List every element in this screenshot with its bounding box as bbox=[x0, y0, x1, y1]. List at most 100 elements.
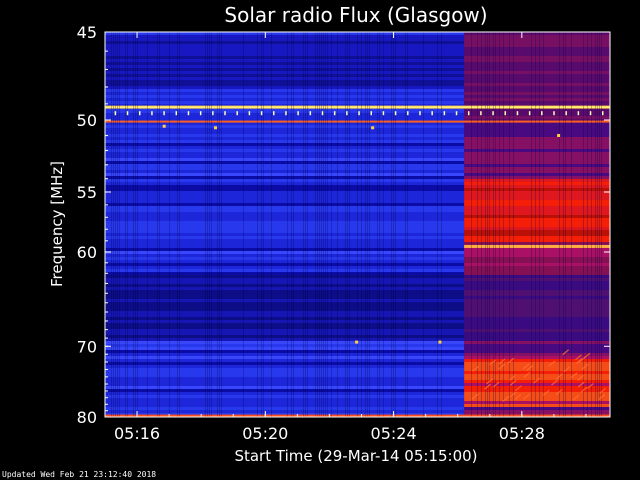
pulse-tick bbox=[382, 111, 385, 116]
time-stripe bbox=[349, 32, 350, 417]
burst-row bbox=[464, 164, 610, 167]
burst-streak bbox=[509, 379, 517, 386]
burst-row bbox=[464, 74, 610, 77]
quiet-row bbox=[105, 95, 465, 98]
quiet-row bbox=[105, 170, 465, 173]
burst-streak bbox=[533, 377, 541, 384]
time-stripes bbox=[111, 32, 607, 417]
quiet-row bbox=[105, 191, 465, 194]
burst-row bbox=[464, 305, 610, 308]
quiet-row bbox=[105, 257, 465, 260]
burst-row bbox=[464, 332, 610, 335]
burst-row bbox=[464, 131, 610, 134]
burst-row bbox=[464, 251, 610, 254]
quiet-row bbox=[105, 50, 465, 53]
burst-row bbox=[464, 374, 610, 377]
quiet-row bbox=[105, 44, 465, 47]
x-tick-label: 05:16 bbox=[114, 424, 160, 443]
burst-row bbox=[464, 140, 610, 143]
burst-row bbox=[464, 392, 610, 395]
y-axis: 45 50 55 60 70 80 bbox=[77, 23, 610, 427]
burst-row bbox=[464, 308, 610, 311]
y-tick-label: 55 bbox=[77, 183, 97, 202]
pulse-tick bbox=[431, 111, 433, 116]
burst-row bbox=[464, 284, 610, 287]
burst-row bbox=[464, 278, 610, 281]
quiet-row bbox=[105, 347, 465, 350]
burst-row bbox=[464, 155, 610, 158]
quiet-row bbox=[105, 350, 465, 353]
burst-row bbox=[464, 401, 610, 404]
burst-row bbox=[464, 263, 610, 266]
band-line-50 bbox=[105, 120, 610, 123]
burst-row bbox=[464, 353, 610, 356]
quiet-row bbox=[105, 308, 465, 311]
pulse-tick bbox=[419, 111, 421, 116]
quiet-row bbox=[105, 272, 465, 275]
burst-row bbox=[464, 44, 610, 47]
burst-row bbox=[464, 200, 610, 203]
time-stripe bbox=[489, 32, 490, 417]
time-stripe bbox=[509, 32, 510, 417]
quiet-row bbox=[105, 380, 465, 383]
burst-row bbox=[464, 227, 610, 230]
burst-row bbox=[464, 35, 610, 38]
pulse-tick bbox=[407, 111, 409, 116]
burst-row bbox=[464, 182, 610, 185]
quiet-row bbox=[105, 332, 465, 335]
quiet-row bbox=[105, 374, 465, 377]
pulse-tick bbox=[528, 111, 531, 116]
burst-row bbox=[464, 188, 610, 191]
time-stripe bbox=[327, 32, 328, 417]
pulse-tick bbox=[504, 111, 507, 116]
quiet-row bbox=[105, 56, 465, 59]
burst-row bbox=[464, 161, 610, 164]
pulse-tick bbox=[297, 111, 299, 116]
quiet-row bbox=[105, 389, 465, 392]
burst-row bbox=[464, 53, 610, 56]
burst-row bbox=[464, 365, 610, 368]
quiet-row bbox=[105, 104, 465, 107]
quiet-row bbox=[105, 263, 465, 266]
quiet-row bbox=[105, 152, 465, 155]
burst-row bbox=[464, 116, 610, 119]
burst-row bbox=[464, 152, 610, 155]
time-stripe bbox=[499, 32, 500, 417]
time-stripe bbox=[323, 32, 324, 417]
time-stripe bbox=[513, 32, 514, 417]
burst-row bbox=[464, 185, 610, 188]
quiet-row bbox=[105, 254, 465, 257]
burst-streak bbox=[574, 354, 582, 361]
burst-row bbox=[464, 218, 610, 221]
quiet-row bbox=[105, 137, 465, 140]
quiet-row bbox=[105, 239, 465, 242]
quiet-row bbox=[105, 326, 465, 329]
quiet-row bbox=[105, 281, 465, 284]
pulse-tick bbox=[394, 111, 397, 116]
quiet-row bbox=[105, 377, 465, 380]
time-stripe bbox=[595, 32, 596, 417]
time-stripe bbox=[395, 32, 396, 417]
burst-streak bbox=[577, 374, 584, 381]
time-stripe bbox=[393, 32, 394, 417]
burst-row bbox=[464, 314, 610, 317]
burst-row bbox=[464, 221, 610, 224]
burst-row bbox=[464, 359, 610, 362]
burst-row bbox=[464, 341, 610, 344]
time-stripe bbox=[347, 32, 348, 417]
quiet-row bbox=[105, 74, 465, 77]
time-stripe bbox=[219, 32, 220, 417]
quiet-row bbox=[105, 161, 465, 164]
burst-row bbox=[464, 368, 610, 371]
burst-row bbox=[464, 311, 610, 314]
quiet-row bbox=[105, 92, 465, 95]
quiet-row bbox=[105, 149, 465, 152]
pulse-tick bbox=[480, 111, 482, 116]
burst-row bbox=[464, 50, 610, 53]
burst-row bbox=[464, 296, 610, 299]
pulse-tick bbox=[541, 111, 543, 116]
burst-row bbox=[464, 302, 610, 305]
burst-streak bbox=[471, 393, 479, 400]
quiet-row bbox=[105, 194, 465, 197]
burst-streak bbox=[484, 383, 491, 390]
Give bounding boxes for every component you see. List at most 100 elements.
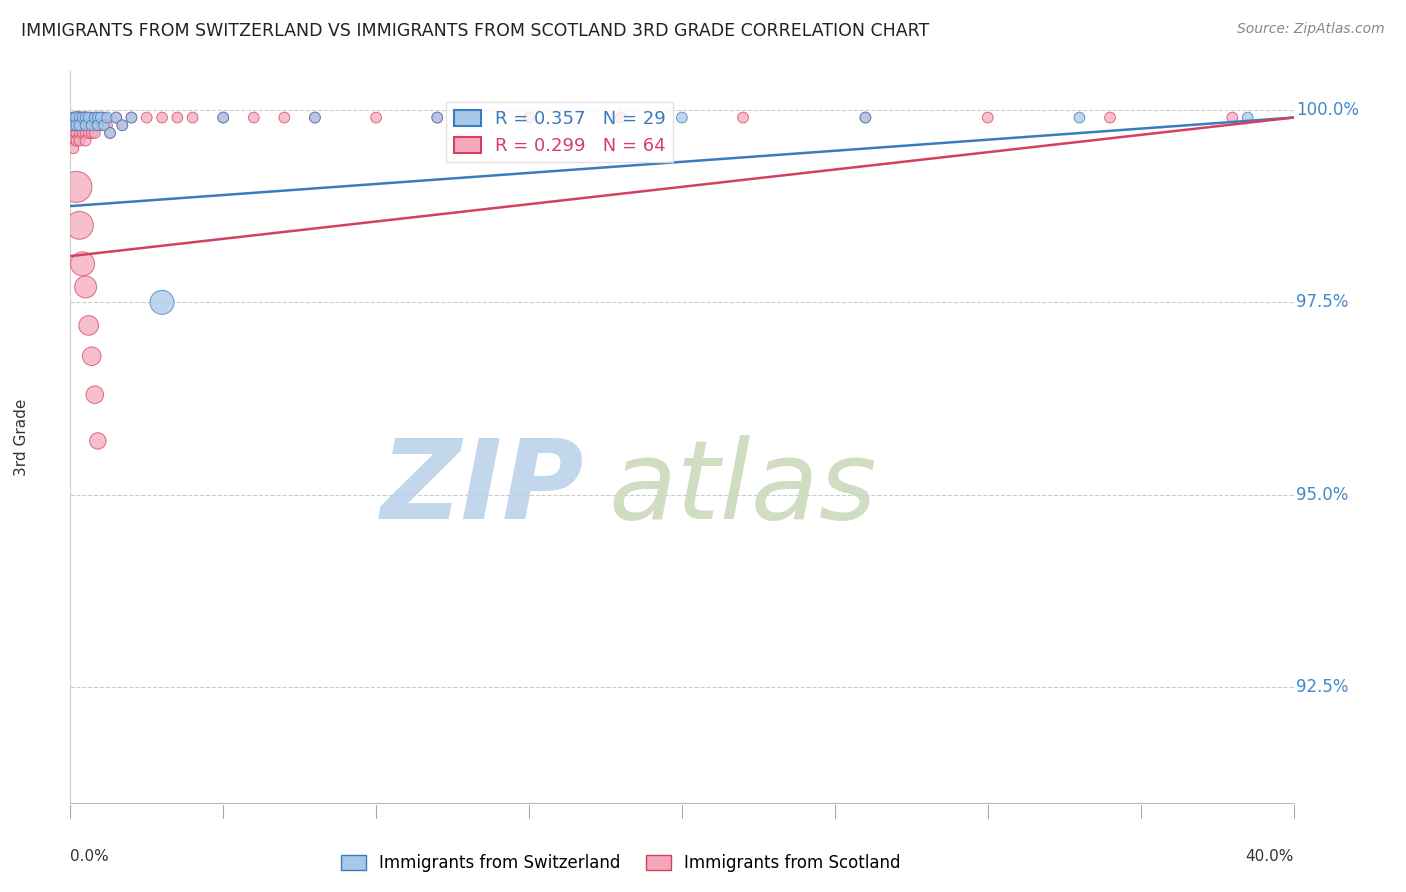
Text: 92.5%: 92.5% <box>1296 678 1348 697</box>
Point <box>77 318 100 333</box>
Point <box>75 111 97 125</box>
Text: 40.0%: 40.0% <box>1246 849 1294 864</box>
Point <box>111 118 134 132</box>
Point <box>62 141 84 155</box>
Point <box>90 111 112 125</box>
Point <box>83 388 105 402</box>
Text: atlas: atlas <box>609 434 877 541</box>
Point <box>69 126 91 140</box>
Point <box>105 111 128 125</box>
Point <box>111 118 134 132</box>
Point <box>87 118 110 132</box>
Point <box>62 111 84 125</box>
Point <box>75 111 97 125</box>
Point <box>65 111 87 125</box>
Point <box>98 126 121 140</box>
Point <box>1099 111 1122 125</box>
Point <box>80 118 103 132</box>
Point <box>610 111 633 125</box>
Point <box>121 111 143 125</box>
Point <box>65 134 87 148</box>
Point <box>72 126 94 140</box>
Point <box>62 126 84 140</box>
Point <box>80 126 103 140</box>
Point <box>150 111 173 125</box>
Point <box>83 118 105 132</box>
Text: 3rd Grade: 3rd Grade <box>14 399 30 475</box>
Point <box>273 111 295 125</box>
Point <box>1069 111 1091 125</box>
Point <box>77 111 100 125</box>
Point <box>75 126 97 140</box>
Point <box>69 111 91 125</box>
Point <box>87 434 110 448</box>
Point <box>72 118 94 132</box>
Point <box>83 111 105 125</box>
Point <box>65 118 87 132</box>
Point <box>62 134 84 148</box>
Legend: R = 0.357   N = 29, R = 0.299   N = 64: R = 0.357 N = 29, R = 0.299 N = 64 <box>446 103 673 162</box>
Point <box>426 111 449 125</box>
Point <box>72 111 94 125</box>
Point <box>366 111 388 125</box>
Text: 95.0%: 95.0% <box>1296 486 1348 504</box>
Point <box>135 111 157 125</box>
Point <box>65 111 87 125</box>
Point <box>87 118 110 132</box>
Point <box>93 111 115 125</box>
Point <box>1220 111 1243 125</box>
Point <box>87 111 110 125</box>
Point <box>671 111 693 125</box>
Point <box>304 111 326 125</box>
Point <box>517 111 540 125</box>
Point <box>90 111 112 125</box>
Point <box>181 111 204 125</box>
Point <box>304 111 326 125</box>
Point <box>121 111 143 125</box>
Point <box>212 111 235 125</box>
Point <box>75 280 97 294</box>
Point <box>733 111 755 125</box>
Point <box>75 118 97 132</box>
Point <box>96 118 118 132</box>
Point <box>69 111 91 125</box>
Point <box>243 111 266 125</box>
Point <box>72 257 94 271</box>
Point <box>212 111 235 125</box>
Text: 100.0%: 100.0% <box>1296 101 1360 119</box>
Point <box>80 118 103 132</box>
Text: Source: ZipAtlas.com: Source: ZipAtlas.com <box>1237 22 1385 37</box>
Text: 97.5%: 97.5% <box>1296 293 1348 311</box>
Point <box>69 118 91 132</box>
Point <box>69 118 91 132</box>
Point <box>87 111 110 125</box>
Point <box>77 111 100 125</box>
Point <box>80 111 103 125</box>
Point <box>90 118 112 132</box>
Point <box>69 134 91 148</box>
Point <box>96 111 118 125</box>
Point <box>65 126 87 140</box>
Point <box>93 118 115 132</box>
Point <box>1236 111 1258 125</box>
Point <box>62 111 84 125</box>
============================================================
_Task statement_: Copy the items above exactly, starting at the line that contains "pulse-tick bbox=[382, 111, 385, 116]" and ending at the line that contains "burst-row bbox=[464, 44, 610, 47]", including both of those lines.

_The output_:
pulse-tick bbox=[382, 111, 385, 116]
time-stripe bbox=[349, 32, 350, 417]
burst-row bbox=[464, 164, 610, 167]
burst-streak bbox=[509, 379, 517, 386]
burst-row bbox=[464, 74, 610, 77]
quiet-row bbox=[105, 95, 465, 98]
quiet-row bbox=[105, 170, 465, 173]
burst-streak bbox=[533, 377, 541, 384]
time-stripes bbox=[111, 32, 607, 417]
quiet-row bbox=[105, 191, 465, 194]
burst-row bbox=[464, 305, 610, 308]
quiet-row bbox=[105, 257, 465, 260]
burst-row bbox=[464, 332, 610, 335]
burst-row bbox=[464, 131, 610, 134]
burst-row bbox=[464, 251, 610, 254]
quiet-row bbox=[105, 50, 465, 53]
burst-row bbox=[464, 374, 610, 377]
quiet-row bbox=[105, 44, 465, 47]
x-tick-label: 05:16 bbox=[114, 424, 160, 443]
burst-row bbox=[464, 140, 610, 143]
burst-row bbox=[464, 392, 610, 395]
y-axis: 45 50 55 60 70 80 bbox=[77, 23, 610, 427]
burst-row bbox=[464, 308, 610, 311]
y-tick-label: 55 bbox=[77, 183, 97, 202]
pulse-tick bbox=[431, 111, 433, 116]
burst-row bbox=[464, 284, 610, 287]
burst-row bbox=[464, 278, 610, 281]
quiet-row bbox=[105, 347, 465, 350]
burst-row bbox=[464, 155, 610, 158]
quiet-row bbox=[105, 350, 465, 353]
burst-row bbox=[464, 401, 610, 404]
burst-row bbox=[464, 263, 610, 266]
band-line-50 bbox=[105, 120, 610, 123]
burst-row bbox=[464, 353, 610, 356]
quiet-row bbox=[105, 308, 465, 311]
pulse-tick bbox=[419, 111, 421, 116]
quiet-row bbox=[105, 272, 465, 275]
burst-row bbox=[464, 44, 610, 47]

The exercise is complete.